#### Problem details:
Leave out the pictures; transcribe all else exactly.

#### Given data:
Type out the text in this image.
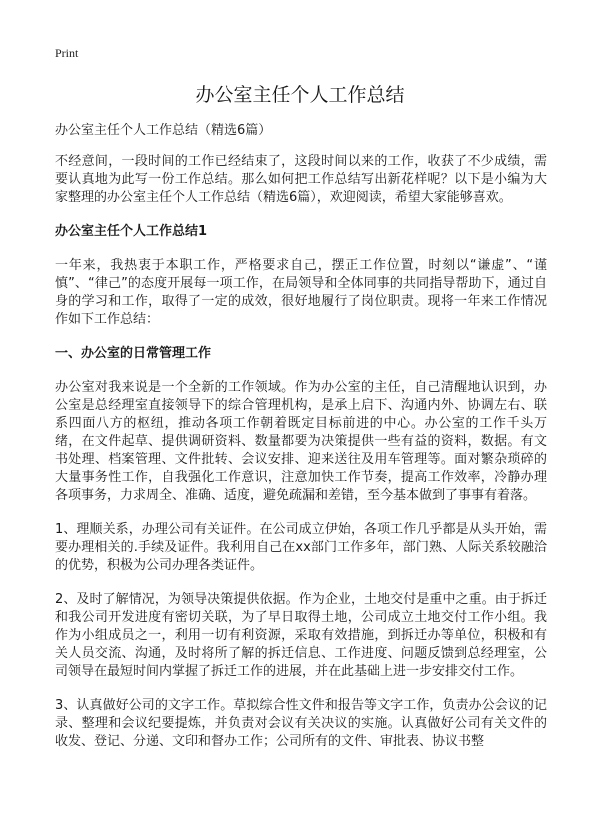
Print
办公室主任个人工作总结

办公室主任个人工作总结（精选6篇）

不经意间，一段时间的工作已经结束了，这段时间以来的工作，收获了不少成绩，需要认真地为此写一份工作总结。那么如何把工作总结写出新花样呢？以下是小编为大家整理的办公室主任个人工作总结（精选6篇），欢迎阅读，希望大家能够喜欢。

办公室主任个人工作总结1

一年来，我热衷于本职工作，严格要求自己，摆正工作位置，时刻以“谦虚”、“谨慎”、“律己”的态度开展每一项工作，在局领导和全体同事的共同指导帮助下，通过自身的学习和工作，取得了一定的成效，很好地履行了岗位职责。现将一年来工作情况作如下工作总结：

一、办公室的日常管理工作

办公室对我来说是一个全新的工作领域。作为办公室的主任，自己清醒地认识到，办公室是总经理室直接领导下的综合管理机构，是承上启下、沟通内外、协调左右、联系四面八方的枢纽，推动各项工作朝着既定目标前进的中心。办公室的工作千头万绪，在文件起草、提供调研资料、数量都要为决策提供一些有益的资料，数据。有文书处理、档案管理、文件批转、会议安排、迎来送往及用车管理等。面对繁杂琐碎的大量事务性工作，自我强化工作意识，注意加快工作节奏，提高工作效率，冷静办理各项事务，力求周全、准确、适度，避免疏漏和差错，至今基本做到了事事有着落。

1、理顺关系，办理公司有关证件。在公司成立伊始，各项工作几乎都是从头开始，需要办理相关的.手续及证件。我利用自己在xx部门工作多年，部门熟、人际关系较融洽的优势，积极为公司办理各类证件。

2、及时了解情况，为领导决策提供依据。作为企业，土地交付是重中之重。由于拆迁和我公司开发进度有密切关联，为了早日取得土地，公司成立土地交付工作小组。我作为小组成员之一，利用一切有利资源，采取有效措施，到拆迁办等单位，积极和有关人员交流、沟通，及时将所了解的拆迁信息、工作进度、问题反馈到总经理室，公司领导在最短时间内掌握了拆迁工作的进展，并在此基础上进一步安排交付工作。

3、认真做好公司的文字工作。草拟综合性文件和报告等文字工作，负责办公会议的记录、整理和会议纪要提炼，并负责对会议有关决议的实施。认真做好公司有关文件的收发、登记、分递、文印和督办工作；公司所有的文件、审批表、协议书整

#### Output for this task:
Type out the text in this image.
Print
办公室主任个人工作总结

办公室主任个人工作总结（精选6篇）

不经意间，一段时间的工作已经结束了，这段时间以来的工作，收获了不少成绩，需要认真地为此写一份工作总结。那么如何把工作总结写出新花样呢？以下是小编为大家整理的办公室主任个人工作总结（精选6篇），欢迎阅读，希望大家能够喜欢。

办公室主任个人工作总结1

一年来，我热衷于本职工作，严格要求自己，摆正工作位置，时刻以“谦虚”、“谨慎”、“律己”的态度开展每一项工作，在局领导和全体同事的共同指导帮助下，通过自身的学习和工作，取得了一定的成效，很好地履行了岗位职责。现将一年来工作情况作如下工作总结：

一、办公室的日常管理工作

办公室对我来说是一个全新的工作领域。作为办公室的主任，自己清醒地认识到，办公室是总经理室直接领导下的综合管理机构，是承上启下、沟通内外、协调左右、联系四面八方的枢纽，推动各项工作朝着既定目标前进的中心。办公室的工作千头万绪，在文件起草、提供调研资料、数量都要为决策提供一些有益的资料，数据。有文书处理、档案管理、文件批转、会议安排、迎来送往及用车管理等。面对繁杂琐碎的大量事务性工作，自我强化工作意识，注意加快工作节奏，提高工作效率，冷静办理各项事务，力求周全、准确、适度，避免疏漏和差错，至今基本做到了事事有着落。

1、理顺关系，办理公司有关证件。在公司成立伊始，各项工作几乎都是从头开始，需要办理相关的.手续及证件。我利用自己在xx部门工作多年，部门熟、人际关系较融洽的优势，积极为公司办理各类证件。

2、及时了解情况，为领导决策提供依据。作为企业，土地交付是重中之重。由于拆迁和我公司开发进度有密切关联，为了早日取得土地，公司成立土地交付工作小组。我作为小组成员之一，利用一切有利资源，采取有效措施，到拆迁办等单位，积极和有关人员交流、沟通，及时将所了解的拆迁信息、工作进度、问题反馈到总经理室，公司领导在最短时间内掌握了拆迁工作的进展，并在此基础上进一步安排交付工作。

3、认真做好公司的文字工作。草拟综合性文件和报告等文字工作，负责办公会议的记录、整理和会议纪要提炼，并负责对会议有关决议的实施。认真做好公司有关文件的收发、登记、分递、文印和督办工作；公司所有的文件、审批表、协议书整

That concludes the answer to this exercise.